No texto sobre a licença de paternidade no Japão, que percentagem de pais japoneses consegue gozar essa licença?

**Texto**
--------------------------------

Nunca um ministro japonês aproveitou o direito que todos os homens do seu país têm de gozar da licença de paternidade. Shinjiro Koizumi, de 38 anos, ministro do Ambiente e estrela em ascensão no firmamento político nipónico, herdeiro de uma dinastia política e apontado por muitos como futuro primeiro-ministro, fez uma pequena revolução ao anunciar que pretende ficar em cada 15 dias quando nascer o seu primeiro filho.

Não vai ser nada radical: não devem ser 15 dias seguidos, e o ministro do Ambiente vai fazer teletrabalho. Ainda assim, Shinjiro Koizumi vai entrar nos 6% de pais japoneses que conseguem gozar da licença de paternidade, segundo estatísticas citadas pelo Le Monde, apesar de ser um direito garantido por lei tanto a mulheres como homens (até um ano de licença).

O problema é que ausentar-se do trabalho é muito mal visto em termos profissionais, por isso espera-se que o anúncio do ministro ajude a mudar mentalidades. Mesmo para as mulheres, ter um filho tem grande probabilidade de significar o fim da vida profissional. “As mulheres são muitas vezes obrigadas a renunciar à carreira para se ocuparem da família”, explicam Matthias Helble e Asami Takeda, do Banco Asiático de Desenvolvimento, numa análise publicada em Dezembro no jornal Japan Times.

--------------------------------

**Entradas fornecidas**
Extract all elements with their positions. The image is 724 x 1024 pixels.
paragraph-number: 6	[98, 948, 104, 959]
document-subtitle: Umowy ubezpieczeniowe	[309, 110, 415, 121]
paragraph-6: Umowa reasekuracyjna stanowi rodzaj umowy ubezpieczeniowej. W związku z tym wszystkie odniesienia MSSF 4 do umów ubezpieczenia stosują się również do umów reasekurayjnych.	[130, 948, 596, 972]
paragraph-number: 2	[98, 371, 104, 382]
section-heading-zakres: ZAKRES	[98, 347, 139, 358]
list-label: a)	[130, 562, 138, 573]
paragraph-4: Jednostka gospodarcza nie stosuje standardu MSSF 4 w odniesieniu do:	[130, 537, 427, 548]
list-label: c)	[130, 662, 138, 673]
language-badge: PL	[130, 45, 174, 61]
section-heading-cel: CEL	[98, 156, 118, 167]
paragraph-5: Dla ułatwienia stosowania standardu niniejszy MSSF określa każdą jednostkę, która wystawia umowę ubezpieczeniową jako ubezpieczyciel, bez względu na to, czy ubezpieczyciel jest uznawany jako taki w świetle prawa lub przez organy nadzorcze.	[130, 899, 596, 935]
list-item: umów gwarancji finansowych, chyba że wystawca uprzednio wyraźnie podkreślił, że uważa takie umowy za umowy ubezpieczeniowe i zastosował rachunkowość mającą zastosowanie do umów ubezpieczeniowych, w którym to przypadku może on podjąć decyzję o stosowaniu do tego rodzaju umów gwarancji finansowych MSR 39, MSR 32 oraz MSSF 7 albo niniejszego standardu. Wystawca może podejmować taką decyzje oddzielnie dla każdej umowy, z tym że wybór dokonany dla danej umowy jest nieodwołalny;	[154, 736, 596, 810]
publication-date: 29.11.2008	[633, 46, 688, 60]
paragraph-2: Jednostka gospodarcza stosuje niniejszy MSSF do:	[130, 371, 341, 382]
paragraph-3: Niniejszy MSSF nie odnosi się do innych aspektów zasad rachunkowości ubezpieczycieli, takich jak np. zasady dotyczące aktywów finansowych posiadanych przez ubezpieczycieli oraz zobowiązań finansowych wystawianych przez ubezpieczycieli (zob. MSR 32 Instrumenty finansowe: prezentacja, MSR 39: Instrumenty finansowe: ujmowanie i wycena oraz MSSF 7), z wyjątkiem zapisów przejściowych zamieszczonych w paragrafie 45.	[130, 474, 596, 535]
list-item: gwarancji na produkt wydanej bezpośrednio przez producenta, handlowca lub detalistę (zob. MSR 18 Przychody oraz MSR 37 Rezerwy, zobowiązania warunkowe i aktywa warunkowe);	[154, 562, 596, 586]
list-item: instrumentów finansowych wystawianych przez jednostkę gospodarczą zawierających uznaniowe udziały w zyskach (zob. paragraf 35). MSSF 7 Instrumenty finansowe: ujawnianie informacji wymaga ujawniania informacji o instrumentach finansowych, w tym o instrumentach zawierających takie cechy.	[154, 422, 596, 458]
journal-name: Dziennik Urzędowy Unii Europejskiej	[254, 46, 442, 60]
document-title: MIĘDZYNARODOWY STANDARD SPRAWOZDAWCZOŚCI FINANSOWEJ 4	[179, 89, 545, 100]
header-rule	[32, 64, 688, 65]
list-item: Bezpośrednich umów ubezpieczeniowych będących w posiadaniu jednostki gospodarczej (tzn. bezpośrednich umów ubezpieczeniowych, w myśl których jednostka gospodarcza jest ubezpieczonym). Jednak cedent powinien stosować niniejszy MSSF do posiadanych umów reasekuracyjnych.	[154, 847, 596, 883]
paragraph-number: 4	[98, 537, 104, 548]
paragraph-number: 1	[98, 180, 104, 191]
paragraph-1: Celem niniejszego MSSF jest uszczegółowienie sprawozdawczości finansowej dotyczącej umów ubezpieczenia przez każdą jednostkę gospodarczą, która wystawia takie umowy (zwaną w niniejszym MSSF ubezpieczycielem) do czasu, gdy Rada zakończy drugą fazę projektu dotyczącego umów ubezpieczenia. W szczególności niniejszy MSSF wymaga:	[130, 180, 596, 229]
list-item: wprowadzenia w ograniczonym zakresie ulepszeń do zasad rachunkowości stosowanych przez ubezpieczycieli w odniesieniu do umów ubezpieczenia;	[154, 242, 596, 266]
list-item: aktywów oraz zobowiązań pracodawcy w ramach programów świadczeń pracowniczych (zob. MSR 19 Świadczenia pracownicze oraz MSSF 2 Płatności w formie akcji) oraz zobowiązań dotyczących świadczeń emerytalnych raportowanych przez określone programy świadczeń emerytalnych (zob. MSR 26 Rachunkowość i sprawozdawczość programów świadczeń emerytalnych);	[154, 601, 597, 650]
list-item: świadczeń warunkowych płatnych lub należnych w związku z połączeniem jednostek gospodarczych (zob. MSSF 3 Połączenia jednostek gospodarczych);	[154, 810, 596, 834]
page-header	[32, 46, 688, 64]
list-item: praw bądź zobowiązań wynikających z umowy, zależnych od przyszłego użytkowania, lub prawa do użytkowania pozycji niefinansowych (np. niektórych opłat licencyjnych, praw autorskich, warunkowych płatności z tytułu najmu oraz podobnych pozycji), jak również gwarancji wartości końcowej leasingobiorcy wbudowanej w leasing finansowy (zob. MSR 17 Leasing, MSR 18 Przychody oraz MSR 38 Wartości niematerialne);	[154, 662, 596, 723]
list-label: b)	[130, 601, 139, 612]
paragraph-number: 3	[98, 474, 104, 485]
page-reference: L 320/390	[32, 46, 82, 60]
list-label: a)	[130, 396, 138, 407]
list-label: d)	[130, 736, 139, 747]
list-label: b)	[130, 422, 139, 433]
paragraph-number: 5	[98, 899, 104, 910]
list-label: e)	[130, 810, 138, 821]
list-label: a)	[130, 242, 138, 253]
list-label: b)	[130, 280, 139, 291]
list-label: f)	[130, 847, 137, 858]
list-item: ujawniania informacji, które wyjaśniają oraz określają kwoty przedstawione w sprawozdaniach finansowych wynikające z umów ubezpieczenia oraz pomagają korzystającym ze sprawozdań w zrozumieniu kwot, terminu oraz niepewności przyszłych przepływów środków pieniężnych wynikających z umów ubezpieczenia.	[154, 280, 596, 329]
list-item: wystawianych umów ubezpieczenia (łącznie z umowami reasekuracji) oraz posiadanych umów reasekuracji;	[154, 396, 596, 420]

--------------------------------

**Resolução**
6% dos pais japoneses.